(DATASET)

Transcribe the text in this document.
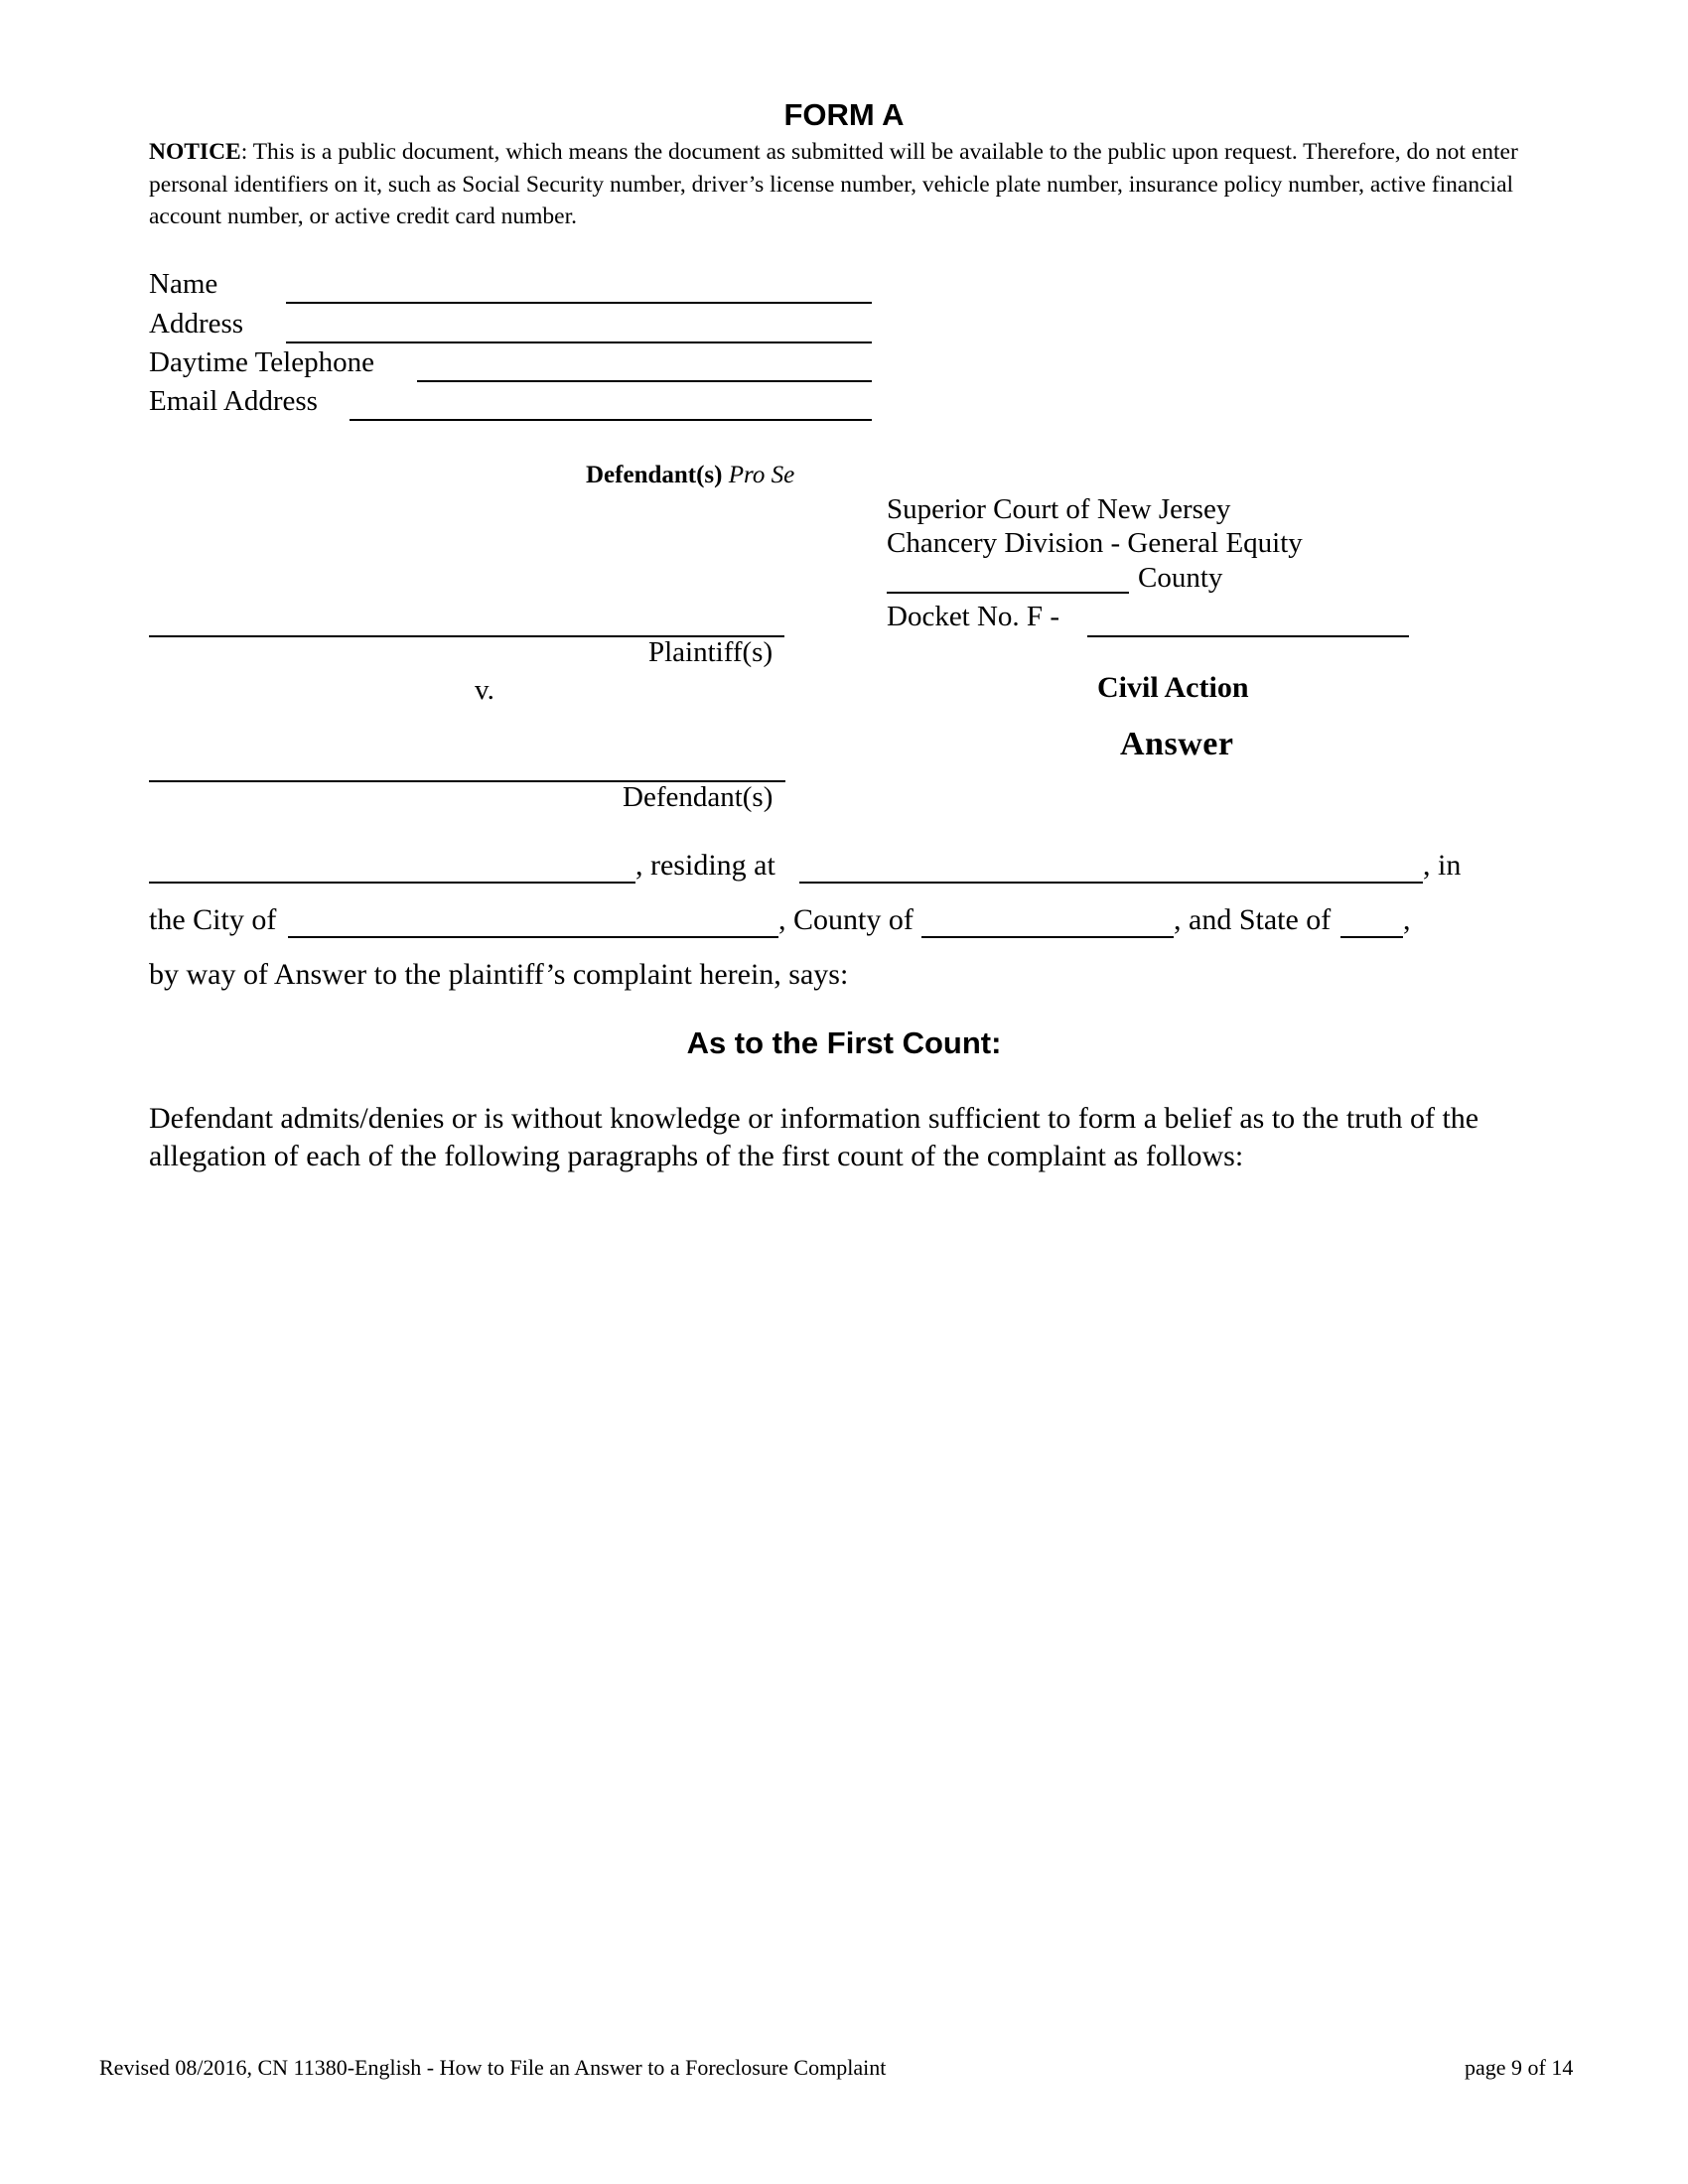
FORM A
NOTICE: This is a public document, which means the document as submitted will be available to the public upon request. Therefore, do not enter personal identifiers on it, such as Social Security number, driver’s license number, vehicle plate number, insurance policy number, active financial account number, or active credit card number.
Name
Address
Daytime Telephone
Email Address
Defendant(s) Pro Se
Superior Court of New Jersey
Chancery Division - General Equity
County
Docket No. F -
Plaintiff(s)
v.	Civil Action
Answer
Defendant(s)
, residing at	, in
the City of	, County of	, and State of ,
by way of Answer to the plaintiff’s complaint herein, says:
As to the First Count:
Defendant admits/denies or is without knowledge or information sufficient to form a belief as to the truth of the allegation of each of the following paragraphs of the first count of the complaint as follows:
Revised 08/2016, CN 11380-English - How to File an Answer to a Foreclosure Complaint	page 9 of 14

...

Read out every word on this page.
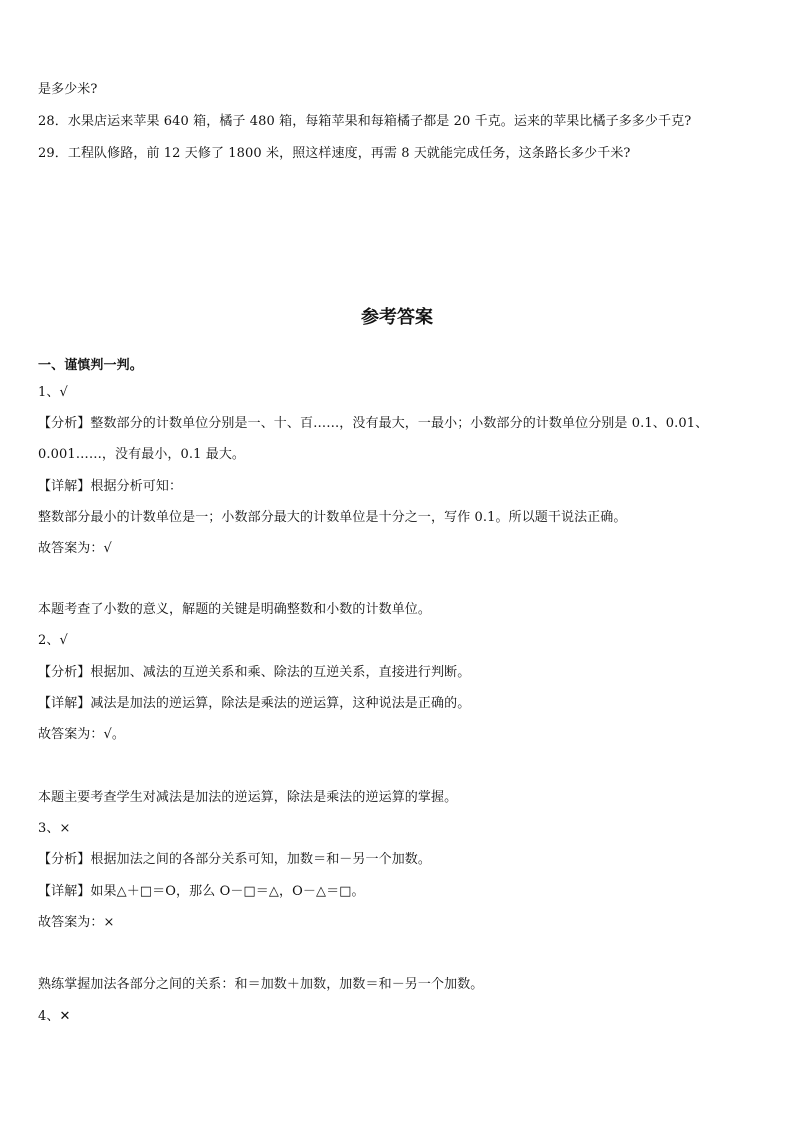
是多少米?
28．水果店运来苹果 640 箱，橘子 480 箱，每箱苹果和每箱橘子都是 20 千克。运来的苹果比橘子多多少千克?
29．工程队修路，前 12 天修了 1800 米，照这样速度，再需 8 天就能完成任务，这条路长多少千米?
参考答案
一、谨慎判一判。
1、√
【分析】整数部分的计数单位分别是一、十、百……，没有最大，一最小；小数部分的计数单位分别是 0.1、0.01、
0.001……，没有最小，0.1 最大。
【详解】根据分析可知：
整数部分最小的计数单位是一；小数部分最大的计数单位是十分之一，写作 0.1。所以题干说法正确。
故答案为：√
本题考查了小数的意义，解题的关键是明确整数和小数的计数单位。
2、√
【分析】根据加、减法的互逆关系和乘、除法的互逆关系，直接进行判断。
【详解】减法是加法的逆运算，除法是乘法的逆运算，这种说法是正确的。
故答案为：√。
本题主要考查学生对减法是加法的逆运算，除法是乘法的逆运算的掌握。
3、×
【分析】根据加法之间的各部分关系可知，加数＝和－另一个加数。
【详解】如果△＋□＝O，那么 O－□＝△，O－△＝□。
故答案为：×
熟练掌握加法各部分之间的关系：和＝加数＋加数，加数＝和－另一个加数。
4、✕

--

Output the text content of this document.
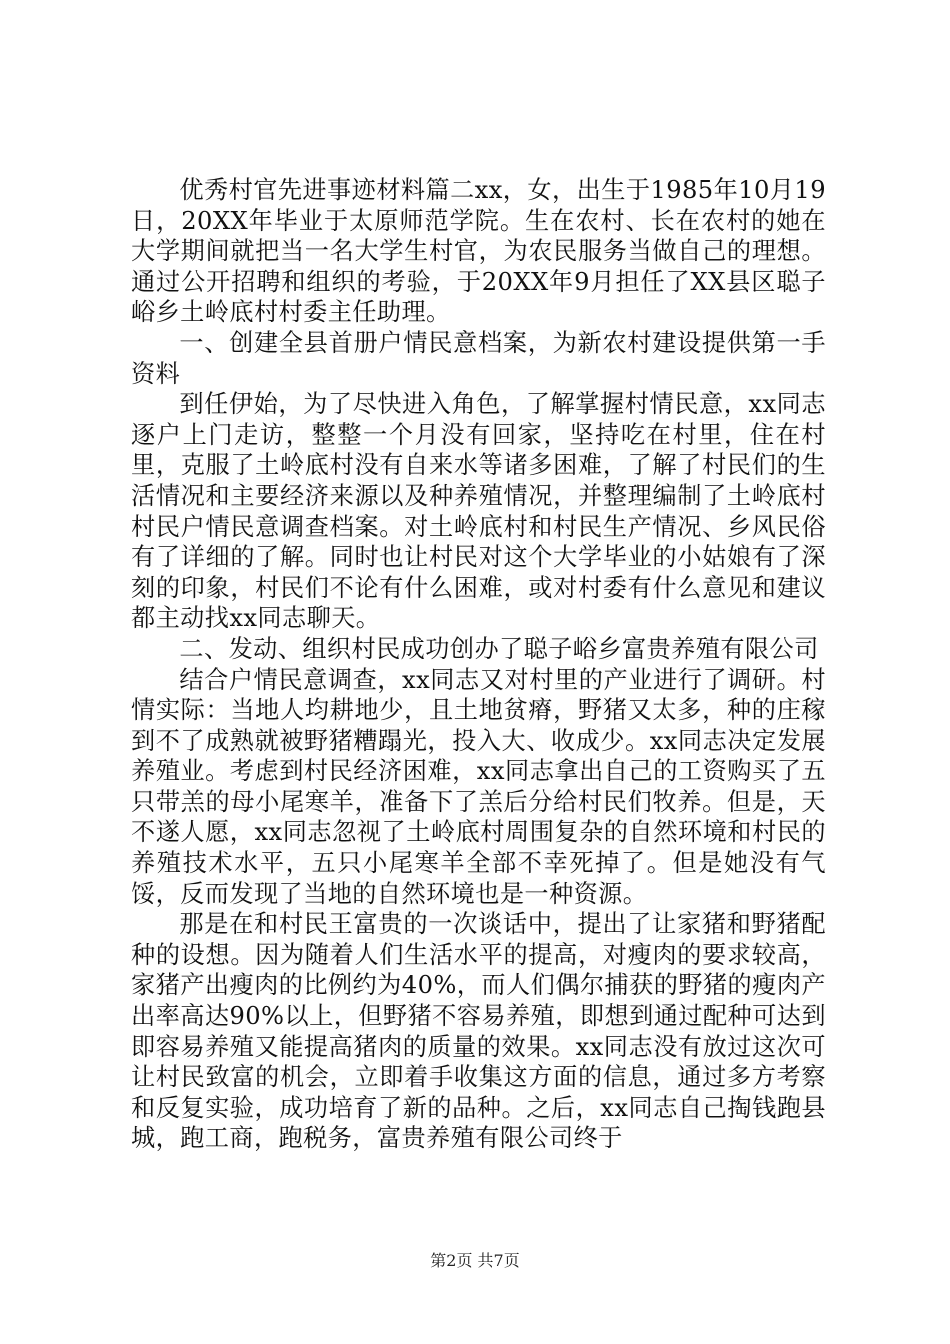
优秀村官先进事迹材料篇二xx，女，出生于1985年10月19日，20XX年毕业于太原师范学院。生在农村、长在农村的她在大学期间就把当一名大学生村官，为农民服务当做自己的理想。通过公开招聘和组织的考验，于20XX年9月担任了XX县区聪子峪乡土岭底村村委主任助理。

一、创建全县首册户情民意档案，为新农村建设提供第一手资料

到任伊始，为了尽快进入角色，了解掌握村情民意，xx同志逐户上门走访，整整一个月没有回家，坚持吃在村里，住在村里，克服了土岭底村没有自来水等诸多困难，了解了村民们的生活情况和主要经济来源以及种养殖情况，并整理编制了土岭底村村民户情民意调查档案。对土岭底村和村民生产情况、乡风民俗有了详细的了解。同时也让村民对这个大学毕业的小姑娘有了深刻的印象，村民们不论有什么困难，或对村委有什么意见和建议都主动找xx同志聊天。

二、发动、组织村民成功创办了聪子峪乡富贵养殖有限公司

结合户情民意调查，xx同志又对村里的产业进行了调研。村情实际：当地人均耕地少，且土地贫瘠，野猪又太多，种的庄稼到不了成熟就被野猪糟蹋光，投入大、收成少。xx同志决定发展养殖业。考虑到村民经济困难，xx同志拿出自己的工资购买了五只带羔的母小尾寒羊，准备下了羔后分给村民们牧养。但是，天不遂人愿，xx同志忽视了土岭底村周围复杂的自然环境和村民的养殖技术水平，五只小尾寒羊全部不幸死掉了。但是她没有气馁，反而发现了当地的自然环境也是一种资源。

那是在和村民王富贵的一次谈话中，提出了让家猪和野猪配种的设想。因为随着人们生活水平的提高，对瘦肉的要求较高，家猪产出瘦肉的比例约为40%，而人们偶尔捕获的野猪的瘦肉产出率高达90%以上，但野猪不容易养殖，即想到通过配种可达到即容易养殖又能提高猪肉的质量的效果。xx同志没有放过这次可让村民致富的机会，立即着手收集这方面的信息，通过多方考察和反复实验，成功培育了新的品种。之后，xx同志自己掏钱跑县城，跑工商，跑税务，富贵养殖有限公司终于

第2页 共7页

(TASK PROMPT)
Look through the material and copy each line that has "document".

(ANSWER IN FULL)
Transcribe the text in this document.
NOTICE: This is a public document, which means the document as submitted will be available to the public upon request. Therefore, do not enter personal identifiers on it, such as Social Security number, driver’s license number, vehicle plate number, insurance policy number, active financial account number, or active credit card number.
Output the text content of this document.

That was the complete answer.